▸ TASK INSTRUCTIONS: Search the listing below for the string "your" and copy every line where it occurs.

▸ EXCERPTED DATA:
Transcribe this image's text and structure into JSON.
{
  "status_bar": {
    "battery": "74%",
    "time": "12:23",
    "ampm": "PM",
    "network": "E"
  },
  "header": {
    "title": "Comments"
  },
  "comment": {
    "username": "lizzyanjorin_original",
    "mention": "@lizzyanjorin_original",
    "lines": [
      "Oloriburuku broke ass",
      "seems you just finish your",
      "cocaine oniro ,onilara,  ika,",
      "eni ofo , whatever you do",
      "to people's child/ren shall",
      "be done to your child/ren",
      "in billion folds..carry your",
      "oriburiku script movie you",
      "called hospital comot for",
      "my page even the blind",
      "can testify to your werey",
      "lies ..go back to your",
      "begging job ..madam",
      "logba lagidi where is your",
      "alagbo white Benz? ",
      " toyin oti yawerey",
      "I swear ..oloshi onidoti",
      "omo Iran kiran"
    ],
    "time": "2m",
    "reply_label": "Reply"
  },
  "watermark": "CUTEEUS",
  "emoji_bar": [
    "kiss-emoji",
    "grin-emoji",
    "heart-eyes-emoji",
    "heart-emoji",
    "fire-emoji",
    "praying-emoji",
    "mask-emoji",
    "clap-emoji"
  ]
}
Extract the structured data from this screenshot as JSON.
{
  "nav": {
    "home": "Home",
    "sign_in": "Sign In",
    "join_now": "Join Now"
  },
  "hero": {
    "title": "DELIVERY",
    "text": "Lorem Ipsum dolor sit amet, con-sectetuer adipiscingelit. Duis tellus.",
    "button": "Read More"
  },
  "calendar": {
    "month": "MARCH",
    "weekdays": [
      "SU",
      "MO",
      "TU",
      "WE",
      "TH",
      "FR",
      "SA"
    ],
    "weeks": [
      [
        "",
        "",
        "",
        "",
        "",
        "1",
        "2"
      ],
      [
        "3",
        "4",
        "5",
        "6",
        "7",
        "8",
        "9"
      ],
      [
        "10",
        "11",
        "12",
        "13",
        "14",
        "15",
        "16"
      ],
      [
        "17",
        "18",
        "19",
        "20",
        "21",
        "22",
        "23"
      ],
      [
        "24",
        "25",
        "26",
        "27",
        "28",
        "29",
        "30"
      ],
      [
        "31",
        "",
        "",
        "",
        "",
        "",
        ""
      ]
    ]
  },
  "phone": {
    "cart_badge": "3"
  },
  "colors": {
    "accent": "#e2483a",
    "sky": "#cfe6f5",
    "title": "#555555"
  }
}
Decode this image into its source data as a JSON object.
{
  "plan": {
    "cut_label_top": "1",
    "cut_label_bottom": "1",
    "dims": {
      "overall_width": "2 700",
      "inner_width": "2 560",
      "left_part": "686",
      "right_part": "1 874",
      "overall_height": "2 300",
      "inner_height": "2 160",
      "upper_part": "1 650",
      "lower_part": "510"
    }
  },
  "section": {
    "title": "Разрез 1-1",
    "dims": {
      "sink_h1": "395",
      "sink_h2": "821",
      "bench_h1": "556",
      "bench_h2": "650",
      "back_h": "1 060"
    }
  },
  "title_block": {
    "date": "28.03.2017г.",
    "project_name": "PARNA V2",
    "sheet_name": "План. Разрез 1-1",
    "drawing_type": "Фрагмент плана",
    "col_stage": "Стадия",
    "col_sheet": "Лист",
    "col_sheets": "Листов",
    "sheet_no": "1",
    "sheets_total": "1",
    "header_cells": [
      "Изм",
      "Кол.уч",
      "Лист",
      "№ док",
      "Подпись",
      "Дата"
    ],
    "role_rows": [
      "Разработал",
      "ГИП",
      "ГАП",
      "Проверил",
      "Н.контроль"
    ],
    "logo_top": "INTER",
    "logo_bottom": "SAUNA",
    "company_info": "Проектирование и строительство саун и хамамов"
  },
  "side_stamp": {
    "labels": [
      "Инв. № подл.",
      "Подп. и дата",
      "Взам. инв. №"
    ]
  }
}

▸ CORRECT ANSWER:
      "seems you just finish your",
      "be done to your child/ren",
      "in billion folds..carry your",
      "can testify to your werey",
      "lies ..go back to your",
      "logba lagidi where is your",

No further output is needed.